Geciteerde tekst.

■ ■ ■ ■ ■

Het College verklaart het beroep ongegrond.
Deze uitspraak is gedaan door mr. R.W.L. Koopmans, mr. H.L. van der Beek en mr. H. van den Heuvel, in aanwezigheid van mr. A.M. Slierendrecht, griffier. De beslissing is in het openbaar uitgesproken op 21 mei 2024.
w.g. R.W.L. Koopmans w.g. A.M. Slierendrecht

Bijlage

Regeling subsidie vaste lasten financiering COVID-19 (TVL)
Artikel 2.3.2, eerste en tweede lid onder a
1. De minister verstrekt op aanvraag eenmalig een subsidie aan een getroffen MKB-onderneming om bij te dragen aan de financiering van de vaste lasten in de maanden april, mei en juni van 2021.
2. De subsidie wordt enkel verstrekt aan een MKB-onderneming:
a. waarvan het omzetverlies ten minste 30% bedraagt;
(…)
Artikel 2.3.3
1. Het omzetverlies wordt berekend door het verschil tussen de omzet in de referentieperiode en de omzet in de subsidieperiode te bepalen en deze te delen door de omzet in de referentieperiode. De uitkomst van deze berekening wordt uitgedrukt in procenten.

■ ■ ■ ■ ■

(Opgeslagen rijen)

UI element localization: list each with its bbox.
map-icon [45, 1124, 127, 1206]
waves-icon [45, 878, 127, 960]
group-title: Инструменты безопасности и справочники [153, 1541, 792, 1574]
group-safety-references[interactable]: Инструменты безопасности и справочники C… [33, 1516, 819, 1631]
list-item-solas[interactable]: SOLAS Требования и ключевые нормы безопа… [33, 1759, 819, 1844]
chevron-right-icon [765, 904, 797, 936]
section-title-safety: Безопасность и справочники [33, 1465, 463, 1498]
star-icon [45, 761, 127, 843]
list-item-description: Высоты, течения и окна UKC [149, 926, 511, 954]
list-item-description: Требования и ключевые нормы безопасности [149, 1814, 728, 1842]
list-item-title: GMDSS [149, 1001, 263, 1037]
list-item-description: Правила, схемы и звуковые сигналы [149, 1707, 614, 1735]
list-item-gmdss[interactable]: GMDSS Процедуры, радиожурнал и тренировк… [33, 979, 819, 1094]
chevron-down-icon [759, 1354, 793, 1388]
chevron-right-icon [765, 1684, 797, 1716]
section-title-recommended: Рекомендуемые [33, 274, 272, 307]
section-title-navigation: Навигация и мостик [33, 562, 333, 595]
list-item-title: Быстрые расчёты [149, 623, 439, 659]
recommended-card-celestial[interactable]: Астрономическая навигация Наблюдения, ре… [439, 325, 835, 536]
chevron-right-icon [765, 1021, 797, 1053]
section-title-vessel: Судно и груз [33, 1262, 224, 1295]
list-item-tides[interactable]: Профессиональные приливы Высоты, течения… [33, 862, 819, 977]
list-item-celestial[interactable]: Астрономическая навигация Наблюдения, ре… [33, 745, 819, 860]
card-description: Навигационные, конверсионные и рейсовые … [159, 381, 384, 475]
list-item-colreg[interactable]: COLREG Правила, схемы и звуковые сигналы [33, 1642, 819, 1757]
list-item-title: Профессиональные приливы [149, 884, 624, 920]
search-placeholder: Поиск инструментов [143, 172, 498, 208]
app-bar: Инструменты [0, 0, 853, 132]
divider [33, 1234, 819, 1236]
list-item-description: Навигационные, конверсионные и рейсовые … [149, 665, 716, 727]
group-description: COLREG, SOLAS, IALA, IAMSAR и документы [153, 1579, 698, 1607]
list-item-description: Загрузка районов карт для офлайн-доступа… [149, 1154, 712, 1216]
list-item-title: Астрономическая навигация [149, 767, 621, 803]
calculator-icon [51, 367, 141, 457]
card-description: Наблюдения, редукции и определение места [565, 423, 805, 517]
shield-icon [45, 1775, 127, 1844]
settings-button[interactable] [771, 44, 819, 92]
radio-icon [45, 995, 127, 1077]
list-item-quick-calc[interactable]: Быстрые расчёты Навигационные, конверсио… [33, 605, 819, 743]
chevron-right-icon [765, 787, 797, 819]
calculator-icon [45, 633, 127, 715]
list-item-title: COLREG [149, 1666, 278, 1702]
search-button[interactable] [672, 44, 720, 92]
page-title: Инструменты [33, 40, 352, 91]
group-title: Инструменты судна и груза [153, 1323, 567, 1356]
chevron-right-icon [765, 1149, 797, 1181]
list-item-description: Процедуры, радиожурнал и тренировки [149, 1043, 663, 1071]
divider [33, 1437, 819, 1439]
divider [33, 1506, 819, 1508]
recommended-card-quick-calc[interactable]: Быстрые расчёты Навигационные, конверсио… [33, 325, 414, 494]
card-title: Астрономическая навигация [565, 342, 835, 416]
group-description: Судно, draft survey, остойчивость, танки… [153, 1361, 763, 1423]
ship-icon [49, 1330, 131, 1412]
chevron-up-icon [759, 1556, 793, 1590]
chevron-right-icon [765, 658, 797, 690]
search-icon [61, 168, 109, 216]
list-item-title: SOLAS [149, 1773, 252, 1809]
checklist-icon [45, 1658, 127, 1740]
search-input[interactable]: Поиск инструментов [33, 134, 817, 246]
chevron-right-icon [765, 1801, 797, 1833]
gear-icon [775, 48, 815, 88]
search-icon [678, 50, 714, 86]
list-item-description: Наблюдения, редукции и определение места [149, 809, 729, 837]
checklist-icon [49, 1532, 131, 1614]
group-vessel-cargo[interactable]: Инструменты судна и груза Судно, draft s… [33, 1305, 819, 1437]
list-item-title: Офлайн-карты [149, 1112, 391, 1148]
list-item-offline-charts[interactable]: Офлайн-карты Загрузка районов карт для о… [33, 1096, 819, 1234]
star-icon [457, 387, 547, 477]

■ ■ ■ ■ ■

Opdrachten.
#1 Vervang "minister" door "staatssecretaris" in het stuk van de geciteerde tekst dat begint bij de woorden "w.g. R.W.L. Koopmans" en stopt na "uitgedrukt in procenten.", en schrijf dat stuk opnieuw uit.
#2 Op welke datum werd de beslissing volgens de geciteerde tekst in het openbaar uitgesproken?
#3 Noem alle personen die in de geciteerde tekst bij naam genoemd worden.
De rijen hebben niets te maken met de geciteerde tekst.

Antwoorden.
#1
w.g. R.W.L. Koopmans w.g. A.M. Slierendrecht

Bijlage

Regeling subsidie vaste lasten financiering COVID-19 (TVL)
Artikel 2.3.2, eerste en tweede lid onder a
1. De staatssecretaris verstrekt op aanvraag eenmalig een subsidie aan een getroffen MKB-onderneming om bij te dragen aan de financiering van de vaste lasten in de maanden april, mei en juni van 2021.
2. De subsidie wordt enkel verstrekt aan een MKB-onderneming:
a. waarvan het omzetverlies ten minste 30% bedraagt;
(…)
Artikel 2.3.3
1. Het omzetverlies wordt berekend door het verschil tussen de omzet in de referentieperiode en de omzet in de subsidieperiode te bepalen en deze te delen door de omzet in de referentieperiode. De uitkomst van deze berekening wordt uitgedrukt in procenten.

#2 Op 21 mei 2024.

#3
- mr. R.W.L. Koopmans
- mr. H.L. van der Beek
- mr. H. van den Heuvel
- mr. A.M. Slierendrecht